## start DATA EXCERPTS

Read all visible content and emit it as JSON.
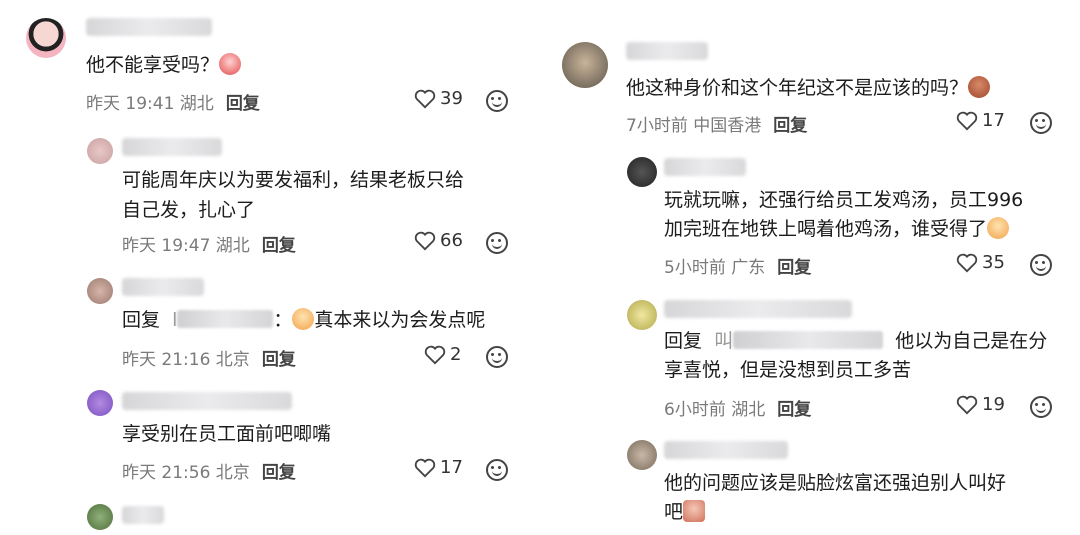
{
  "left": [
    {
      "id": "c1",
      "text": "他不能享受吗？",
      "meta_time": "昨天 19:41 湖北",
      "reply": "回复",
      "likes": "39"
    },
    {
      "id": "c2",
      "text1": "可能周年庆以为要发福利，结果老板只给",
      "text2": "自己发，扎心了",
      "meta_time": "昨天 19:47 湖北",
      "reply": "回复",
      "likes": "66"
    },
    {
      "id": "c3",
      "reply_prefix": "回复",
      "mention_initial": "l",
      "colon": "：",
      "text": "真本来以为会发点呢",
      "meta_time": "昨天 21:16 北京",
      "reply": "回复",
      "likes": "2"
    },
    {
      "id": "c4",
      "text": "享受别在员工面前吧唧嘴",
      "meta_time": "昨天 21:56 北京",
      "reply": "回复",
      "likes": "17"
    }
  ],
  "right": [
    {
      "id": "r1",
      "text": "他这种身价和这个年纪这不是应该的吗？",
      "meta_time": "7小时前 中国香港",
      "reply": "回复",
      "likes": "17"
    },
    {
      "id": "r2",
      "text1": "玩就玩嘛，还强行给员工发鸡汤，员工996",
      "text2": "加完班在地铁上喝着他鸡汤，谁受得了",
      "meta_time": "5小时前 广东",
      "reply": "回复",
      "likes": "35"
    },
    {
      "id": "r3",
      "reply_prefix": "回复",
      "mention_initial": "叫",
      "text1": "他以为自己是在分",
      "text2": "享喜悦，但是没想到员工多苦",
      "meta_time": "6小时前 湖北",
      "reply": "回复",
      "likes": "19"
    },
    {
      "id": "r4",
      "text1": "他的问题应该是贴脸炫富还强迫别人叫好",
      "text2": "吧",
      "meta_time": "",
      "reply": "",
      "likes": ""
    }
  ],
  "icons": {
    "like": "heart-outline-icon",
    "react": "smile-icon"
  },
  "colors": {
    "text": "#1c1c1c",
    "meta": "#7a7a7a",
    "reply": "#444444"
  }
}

## end DATA EXCERPTS

■ **SET EXERCISE**: Leave out the pictures and output every record above precisely as given.

■ **TASK RESULT**:
Read all visible content and emit it as JSON.
{
  "left": [
    {
      "id": "c1",
      "text": "他不能享受吗？",
      "meta_time": "昨天 19:41 湖北",
      "reply": "回复",
      "likes": "39"
    },
    {
      "id": "c2",
      "text1": "可能周年庆以为要发福利，结果老板只给",
      "text2": "自己发，扎心了",
      "meta_time": "昨天 19:47 湖北",
      "reply": "回复",
      "likes": "66"
    },
    {
      "id": "c3",
      "reply_prefix": "回复",
      "mention_initial": "l",
      "colon": "：",
      "text": "真本来以为会发点呢",
      "meta_time": "昨天 21:16 北京",
      "reply": "回复",
      "likes": "2"
    },
    {
      "id": "c4",
      "text": "享受别在员工面前吧唧嘴",
      "meta_time": "昨天 21:56 北京",
      "reply": "回复",
      "likes": "17"
    }
  ],
  "right": [
    {
      "id": "r1",
      "text": "他这种身价和这个年纪这不是应该的吗？",
      "meta_time": "7小时前 中国香港",
      "reply": "回复",
      "likes": "17"
    },
    {
      "id": "r2",
      "text1": "玩就玩嘛，还强行给员工发鸡汤，员工996",
      "text2": "加完班在地铁上喝着他鸡汤，谁受得了",
      "meta_time": "5小时前 广东",
      "reply": "回复",
      "likes": "35"
    },
    {
      "id": "r3",
      "reply_prefix": "回复",
      "mention_initial": "叫",
      "text1": "他以为自己是在分",
      "text2": "享喜悦，但是没想到员工多苦",
      "meta_time": "6小时前 湖北",
      "reply": "回复",
      "likes": "19"
    },
    {
      "id": "r4",
      "text1": "他的问题应该是贴脸炫富还强迫别人叫好",
      "text2": "吧",
      "meta_time": "",
      "reply": "",
      "likes": ""
    }
  ],
  "icons": {
    "like": "heart-outline-icon",
    "react": "smile-icon"
  },
  "colors": {
    "text": "#1c1c1c",
    "meta": "#7a7a7a",
    "reply": "#444444"
  }
}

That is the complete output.